EXERCISE A: List every person named in the passage about the dog tax dispute.
EXERCISE B: Change the passage about the dog tax dispute from "Descendants of the" to "sloop HMS Torch." by replacing "beer" with "ale".

DOCUMENT SECTION:
**********

At Pukemiro they also announced their intention to come to Rawene (the administrative centre of the area) with their guns to continue their dispute with the County Council. They also gave assurances that no women or children or settlers would be hurt and that there would be no bloodshed unless they came in contact with the law. A telegraph was composed at the meeting and sent to Clendon in Hone Toia's name, however the message received was understood to mean that war would be waged because of the dog tax and that blood would be shed.

In Rawene panic ensued, many people withdrew to neighbouring Kohukohu or aboard the steamer 'Glenburg'.

A police inspector and five constables arrived by boat from Auckland and set up a cannon on the wharf. The party of less than 20 including Hone Toia and led by Romana Te Paehangi duly appeared, stripped for war, ready to present themselves to the law. The outnumbered police sensibly fled leaving their cannon behind. Rawene was deserted apart from a few neutral Māori and a handful of Pākehā including Rev. Gittos, and contractor Robert Cochrane.
Cochrane described the war party as quiet, expressing friendship to all but the law and as stating that they would not fire first. Gittos and Cochrane eventually persuaded them to return to Waima later that evening.

Descendants of the men involved described how Bob Cochrane ran the local hotel. Despite it being a Sunday and therefore illegal, he agreed to open the bar and served the visiting war party with beer. This gesture of goodwill went a long way to defusing the situation.

Some four days later the government had assembled a force of 120 men armed with rifles, two field guns and two rapid fire guns landed in Rawene. The force under the command of Lieutenant Colonel Stuart Newall and was later reinforced by the Royal Navy sloop HMS Torch.

On 5 May 1898, the government forces marched on Waima, Hone Toia sent a message requesting Newall wait at Omanaia, Newall refused. An ambush was feared at the crest of the hill between Waima and Rawene, after two shots were fired over the heads of the colonial troops. However the soldiers were allowed to pass unmolested and carried on to set up camp at Waima School. Toia and his men being camped some distance away.

**********

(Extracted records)
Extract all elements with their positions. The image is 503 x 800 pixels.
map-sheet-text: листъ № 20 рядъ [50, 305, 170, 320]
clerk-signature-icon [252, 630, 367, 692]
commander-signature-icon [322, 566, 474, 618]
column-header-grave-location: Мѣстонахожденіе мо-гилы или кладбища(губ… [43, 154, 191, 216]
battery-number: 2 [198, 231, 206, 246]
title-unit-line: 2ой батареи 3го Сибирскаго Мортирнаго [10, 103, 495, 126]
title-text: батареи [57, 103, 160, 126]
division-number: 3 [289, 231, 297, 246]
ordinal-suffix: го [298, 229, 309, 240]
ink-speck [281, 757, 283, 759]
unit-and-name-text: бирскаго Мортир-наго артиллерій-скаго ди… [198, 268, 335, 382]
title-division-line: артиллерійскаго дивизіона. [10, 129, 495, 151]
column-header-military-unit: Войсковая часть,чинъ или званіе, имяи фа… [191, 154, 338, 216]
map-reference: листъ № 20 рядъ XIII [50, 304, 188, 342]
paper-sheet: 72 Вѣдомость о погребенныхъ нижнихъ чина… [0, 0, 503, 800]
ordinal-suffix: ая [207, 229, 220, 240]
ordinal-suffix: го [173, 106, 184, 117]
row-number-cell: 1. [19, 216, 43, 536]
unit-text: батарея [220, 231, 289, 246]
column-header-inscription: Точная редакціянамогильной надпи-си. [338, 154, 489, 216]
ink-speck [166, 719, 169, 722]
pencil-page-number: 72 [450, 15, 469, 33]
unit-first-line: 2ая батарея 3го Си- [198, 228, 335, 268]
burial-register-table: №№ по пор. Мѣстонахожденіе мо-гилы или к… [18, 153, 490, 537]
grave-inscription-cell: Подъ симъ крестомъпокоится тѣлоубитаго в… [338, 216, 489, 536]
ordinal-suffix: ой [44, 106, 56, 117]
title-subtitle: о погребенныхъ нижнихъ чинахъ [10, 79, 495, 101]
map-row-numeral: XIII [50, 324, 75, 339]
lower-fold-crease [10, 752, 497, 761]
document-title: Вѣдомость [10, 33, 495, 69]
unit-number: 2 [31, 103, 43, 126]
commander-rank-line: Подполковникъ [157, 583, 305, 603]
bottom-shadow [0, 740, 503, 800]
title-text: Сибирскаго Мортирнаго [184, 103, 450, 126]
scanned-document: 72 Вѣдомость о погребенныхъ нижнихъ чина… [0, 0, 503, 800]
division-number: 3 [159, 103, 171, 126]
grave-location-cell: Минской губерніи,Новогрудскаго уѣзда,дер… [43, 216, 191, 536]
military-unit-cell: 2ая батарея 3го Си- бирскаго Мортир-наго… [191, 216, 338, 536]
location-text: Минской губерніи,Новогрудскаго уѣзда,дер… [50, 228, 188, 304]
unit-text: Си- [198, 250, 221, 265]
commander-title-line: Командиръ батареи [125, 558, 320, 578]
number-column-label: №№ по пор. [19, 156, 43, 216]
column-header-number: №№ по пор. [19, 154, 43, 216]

**********

TASK SOLUTION A: Clendon, Hone Toia, Romana Te Paehangi, Rev. Gittos, Robert (Bob) Cochrane, Lieutenant Colonel Stuart Newall

TASK SOLUTION B:
Descendants of the men involved described how Bob Cochrane ran the local hotel. Despite it being a Sunday and therefore illegal, he agreed to open the bar and served the visiting war party with ale. This gesture of goodwill went a long way to defusing the situation.

Some four days later the government had assembled a force of 120 men armed with rifles, two field guns and two rapid fire guns landed in Rawene. The force under the command of Lieutenant Colonel Stuart Newall and was later reinforced by the Royal Navy sloop HMS Torch.